Don't be a social media lemming.

Stop me if you’ve heard this one before: “Get 300 followers per day on Twitter!”

We all have, and I’ve heard this and other similar enticements in just the last couple of days.  This topic has been covered ad nauseum by every social media and marketing blogger out there, but apparently the message isn’t getting out.

So here is one more shot…

Metric vs. Strategy

Measuring is a good thing – provided, of course, you’re measuring the right metrics.  The number fans on your Facebook fan page, or followers on Twitter, or subscribers to your blog are all important metrics that (indirectly) measure the reach of your message.  But they are not a strategy!

Getting additional followers on the social media channels is relatively easy, but what is the point?  Many businesses hold the mistaken assumption that more followers will somehow equal more business.  All it equals is more opportunity for business, but you need to have a plan to turn those opportunities into customers.  The real question is how many of those fans/friends/followers will convert?  What reason are you giving them to convert?  How are you tracking your conversion rate?  That’s what inbound marketing is all about.

Inbound Marketing

If you combine a large number of followers/friends/fans with an effective inbound marketing infrastructure, then you’re in business.  But building a large following without it is putting the cart before the horse.  Here is a basic outline of what inbound marketing entails:

  1. Create compelling content. Which is easier said than done for many people.  Creating remarkable content in the digital age requires some competency in four skills: webapprentice, designer, storyteller, and marketer.
  2. Optimize it for search. Inbound links are by far the most important factor for search engine optimization, which is why #1 is extremely important.  But it is also important to understand the basics of on-page optimization in order to maximize the visibility of your content to search engines.

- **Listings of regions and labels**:
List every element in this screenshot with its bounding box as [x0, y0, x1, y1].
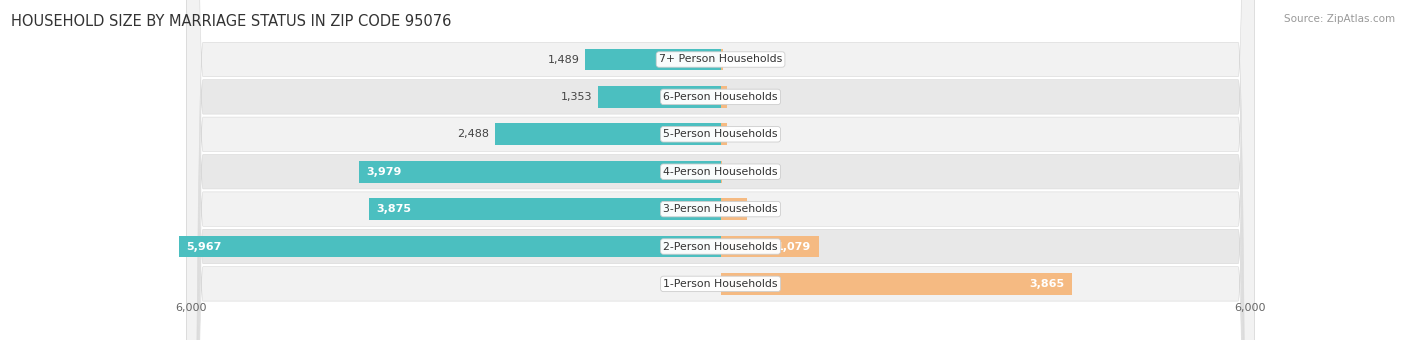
FancyBboxPatch shape: [187, 0, 1254, 340]
FancyBboxPatch shape: [187, 0, 1254, 340]
Bar: [721, 273, 1071, 295]
FancyBboxPatch shape: [187, 0, 1254, 340]
Text: 73: 73: [733, 129, 747, 139]
Text: 5-Person Households: 5-Person Households: [664, 129, 778, 139]
Text: 2,488: 2,488: [457, 129, 489, 139]
Bar: [368, 198, 721, 220]
Text: 3-Person Households: 3-Person Households: [664, 204, 778, 214]
Bar: [721, 161, 723, 183]
Text: 6,000: 6,000: [1234, 303, 1265, 312]
FancyBboxPatch shape: [187, 0, 1254, 340]
Bar: [721, 123, 727, 145]
Text: 68: 68: [733, 92, 747, 102]
Text: 6-Person Households: 6-Person Households: [664, 92, 778, 102]
FancyBboxPatch shape: [187, 0, 1254, 340]
Text: 5,967: 5,967: [186, 241, 221, 252]
Text: 3,875: 3,875: [375, 204, 411, 214]
Text: 1,353: 1,353: [561, 92, 592, 102]
Text: HOUSEHOLD SIZE BY MARRIAGE STATUS IN ZIP CODE 95076: HOUSEHOLD SIZE BY MARRIAGE STATUS IN ZIP…: [11, 14, 451, 29]
Text: 1-Person Households: 1-Person Households: [664, 279, 778, 289]
Bar: [721, 49, 723, 70]
Bar: [721, 236, 818, 257]
Text: 18: 18: [728, 167, 742, 177]
Text: Source: ZipAtlas.com: Source: ZipAtlas.com: [1284, 14, 1395, 23]
Bar: [360, 161, 721, 183]
Bar: [598, 86, 721, 108]
Bar: [585, 49, 721, 70]
FancyBboxPatch shape: [187, 0, 1254, 340]
Bar: [179, 236, 721, 257]
Text: 7+ Person Households: 7+ Person Households: [659, 54, 782, 65]
Text: 26: 26: [728, 54, 742, 65]
Bar: [721, 198, 747, 220]
Bar: [721, 86, 727, 108]
Text: 2-Person Households: 2-Person Households: [664, 241, 778, 252]
Text: 6,000: 6,000: [176, 303, 207, 312]
Bar: [495, 123, 721, 145]
Text: 3,979: 3,979: [367, 167, 402, 177]
Text: 3,865: 3,865: [1029, 279, 1064, 289]
Text: 287: 287: [752, 204, 773, 214]
FancyBboxPatch shape: [187, 0, 1254, 340]
Text: 4-Person Households: 4-Person Households: [664, 167, 778, 177]
Text: 1,079: 1,079: [776, 241, 811, 252]
Text: 1,489: 1,489: [548, 54, 579, 65]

- **PROBLEM**: From the post on social media followers, copy the part that opens with the words containing "So here is one" and closes with "is all about.".

- **SOLUTION TO THIS TASK**:
So here is one more shot…

Metric vs. Strategy

Measuring is a good thing – provided, of course, you’re measuring the right metrics.  The number fans on your Facebook fan page, or followers on Twitter, or subscribers to your blog are all important metrics that (indirectly) measure the reach of your message.  But they are not a strategy!

Getting additional followers on the social media channels is relatively easy, but what is the point?  Many businesses hold the mistaken assumption that more followers will somehow equal more business.  All it equals is more opportunity for business, but you need to have a plan to turn those opportunities into customers.  The real question is how many of those fans/friends/followers will convert?  What reason are you giving them to convert?  How are you tracking your conversion rate?  That’s what inbound marketing is all about.